[Some records]
--- begin ---

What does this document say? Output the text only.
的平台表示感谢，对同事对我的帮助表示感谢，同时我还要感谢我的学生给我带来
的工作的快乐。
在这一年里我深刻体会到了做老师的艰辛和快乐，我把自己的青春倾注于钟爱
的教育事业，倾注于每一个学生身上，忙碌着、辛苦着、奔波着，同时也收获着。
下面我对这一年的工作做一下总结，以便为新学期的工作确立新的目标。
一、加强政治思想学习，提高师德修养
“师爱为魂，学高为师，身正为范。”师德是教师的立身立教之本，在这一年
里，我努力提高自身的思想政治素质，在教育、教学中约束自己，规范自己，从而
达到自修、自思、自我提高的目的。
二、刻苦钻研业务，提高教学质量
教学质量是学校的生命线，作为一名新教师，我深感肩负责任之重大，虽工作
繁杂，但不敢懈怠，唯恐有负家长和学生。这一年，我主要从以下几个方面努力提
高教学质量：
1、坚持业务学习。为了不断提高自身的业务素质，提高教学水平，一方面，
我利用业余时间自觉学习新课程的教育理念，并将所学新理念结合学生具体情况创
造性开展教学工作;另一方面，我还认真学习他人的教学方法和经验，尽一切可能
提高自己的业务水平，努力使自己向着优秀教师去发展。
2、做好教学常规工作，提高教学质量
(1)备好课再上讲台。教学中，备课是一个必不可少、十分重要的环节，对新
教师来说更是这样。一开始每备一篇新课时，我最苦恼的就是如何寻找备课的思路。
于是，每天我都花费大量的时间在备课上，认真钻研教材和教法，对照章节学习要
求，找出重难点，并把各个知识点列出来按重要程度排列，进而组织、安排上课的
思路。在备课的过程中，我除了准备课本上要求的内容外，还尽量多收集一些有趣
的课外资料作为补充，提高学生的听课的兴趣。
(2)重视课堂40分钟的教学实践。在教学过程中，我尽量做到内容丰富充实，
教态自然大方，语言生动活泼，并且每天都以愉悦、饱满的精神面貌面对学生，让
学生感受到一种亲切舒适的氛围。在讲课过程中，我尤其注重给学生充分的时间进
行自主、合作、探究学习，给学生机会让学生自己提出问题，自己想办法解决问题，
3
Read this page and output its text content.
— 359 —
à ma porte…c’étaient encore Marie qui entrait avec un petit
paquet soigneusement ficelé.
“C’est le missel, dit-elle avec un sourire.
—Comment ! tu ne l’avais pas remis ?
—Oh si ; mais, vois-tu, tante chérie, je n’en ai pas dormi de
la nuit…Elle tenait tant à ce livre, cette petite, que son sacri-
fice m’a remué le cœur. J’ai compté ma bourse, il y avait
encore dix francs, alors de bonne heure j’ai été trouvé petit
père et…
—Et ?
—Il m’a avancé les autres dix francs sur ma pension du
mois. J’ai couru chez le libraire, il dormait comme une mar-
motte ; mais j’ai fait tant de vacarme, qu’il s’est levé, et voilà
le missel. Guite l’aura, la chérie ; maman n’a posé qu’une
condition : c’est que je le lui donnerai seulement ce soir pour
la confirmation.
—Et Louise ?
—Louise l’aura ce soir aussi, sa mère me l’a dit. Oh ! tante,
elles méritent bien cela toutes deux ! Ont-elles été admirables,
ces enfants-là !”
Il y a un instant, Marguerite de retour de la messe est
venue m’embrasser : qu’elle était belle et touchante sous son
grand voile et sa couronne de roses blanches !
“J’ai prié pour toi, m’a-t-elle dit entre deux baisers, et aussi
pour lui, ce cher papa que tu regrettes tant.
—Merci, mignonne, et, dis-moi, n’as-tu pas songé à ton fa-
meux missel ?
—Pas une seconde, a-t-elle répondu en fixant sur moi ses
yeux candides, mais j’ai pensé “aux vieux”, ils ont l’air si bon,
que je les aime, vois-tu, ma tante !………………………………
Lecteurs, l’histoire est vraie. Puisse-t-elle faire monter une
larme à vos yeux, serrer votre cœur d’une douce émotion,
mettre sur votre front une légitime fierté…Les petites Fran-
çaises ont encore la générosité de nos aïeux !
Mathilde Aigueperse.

--- end ---

*Directions for this task*
Please set down each line of the records exactly as given.

*Solution for this exercise*
What does this document say? Output the text only.
的平台表示感谢，对同事对我的帮助表示感谢，同时我还要感谢我的学生给我带来
的工作的快乐。
在这一年里我深刻体会到了做老师的艰辛和快乐，我把自己的青春倾注于钟爱
的教育事业，倾注于每一个学生身上，忙碌着、辛苦着、奔波着，同时也收获着。
下面我对这一年的工作做一下总结，以便为新学期的工作确立新的目标。
一、加强政治思想学习，提高师德修养
“师爱为魂，学高为师，身正为范。”师德是教师的立身立教之本，在这一年
里，我努力提高自身的思想政治素质，在教育、教学中约束自己，规范自己，从而
达到自修、自思、自我提高的目的。
二、刻苦钻研业务，提高教学质量
教学质量是学校的生命线，作为一名新教师，我深感肩负责任之重大，虽工作
繁杂，但不敢懈怠，唯恐有负家长和学生。这一年，我主要从以下几个方面努力提
高教学质量：
1、坚持业务学习。为了不断提高自身的业务素质，提高教学水平，一方面，
我利用业余时间自觉学习新课程的教育理念，并将所学新理念结合学生具体情况创
造性开展教学工作;另一方面，我还认真学习他人的教学方法和经验，尽一切可能
提高自己的业务水平，努力使自己向着优秀教师去发展。
2、做好教学常规工作，提高教学质量
(1)备好课再上讲台。教学中，备课是一个必不可少、十分重要的环节，对新
教师来说更是这样。一开始每备一篇新课时，我最苦恼的就是如何寻找备课的思路。
于是，每天我都花费大量的时间在备课上，认真钻研教材和教法，对照章节学习要
求，找出重难点，并把各个知识点列出来按重要程度排列，进而组织、安排上课的
思路。在备课的过程中，我除了准备课本上要求的内容外，还尽量多收集一些有趣
的课外资料作为补充，提高学生的听课的兴趣。
(2)重视课堂40分钟的教学实践。在教学过程中，我尽量做到内容丰富充实，
教态自然大方，语言生动活泼，并且每天都以愉悦、饱满的精神面貌面对学生，让
学生感受到一种亲切舒适的氛围。在讲课过程中，我尤其注重给学生充分的时间进
行自主、合作、探究学习，给学生机会让学生自己提出问题，自己想办法解决问题，
3
Read this page and output its text content.
— 359 —
à ma porte…c’étaient encore Marie qui entrait avec un petit
paquet soigneusement ficelé.
“C’est le missel, dit-elle avec un sourire.
—Comment ! tu ne l’avais pas remis ?
—Oh si ; mais, vois-tu, tante chérie, je n’en ai pas dormi de
la nuit…Elle tenait tant à ce livre, cette petite, que son sacri-
fice m’a remué le cœur. J’ai compté ma bourse, il y avait
encore dix francs, alors de bonne heure j’ai été trouvé petit
père et…
—Et ?
—Il m’a avancé les autres dix francs sur ma pension du
mois. J’ai couru chez le libraire, il dormait comme une mar-
motte ; mais j’ai fait tant de vacarme, qu’il s’est levé, et voilà
le missel. Guite l’aura, la chérie ; maman n’a posé qu’une
condition : c’est que je le lui donnerai seulement ce soir pour
la confirmation.
—Et Louise ?
—Louise l’aura ce soir aussi, sa mère me l’a dit. Oh ! tante,
elles méritent bien cela toutes deux ! Ont-elles été admirables,
ces enfants-là !”
Il y a un instant, Marguerite de retour de la messe est
venue m’embrasser : qu’elle était belle et touchante sous son
grand voile et sa couronne de roses blanches !
“J’ai prié pour toi, m’a-t-elle dit entre deux baisers, et aussi
pour lui, ce cher papa que tu regrettes tant.
—Merci, mignonne, et, dis-moi, n’as-tu pas songé à ton fa-
meux missel ?
—Pas une seconde, a-t-elle répondu en fixant sur moi ses
yeux candides, mais j’ai pensé “aux vieux”, ils ont l’air si bon,
que je les aime, vois-tu, ma tante !………………………………
Lecteurs, l’histoire est vraie. Puisse-t-elle faire monter une
larme à vos yeux, serrer votre cœur d’une douce émotion,
mettre sur votre front une légitime fierté…Les petites Fran-
çaises ont encore la générosité de nos aïeux !
Mathilde Aigueperse.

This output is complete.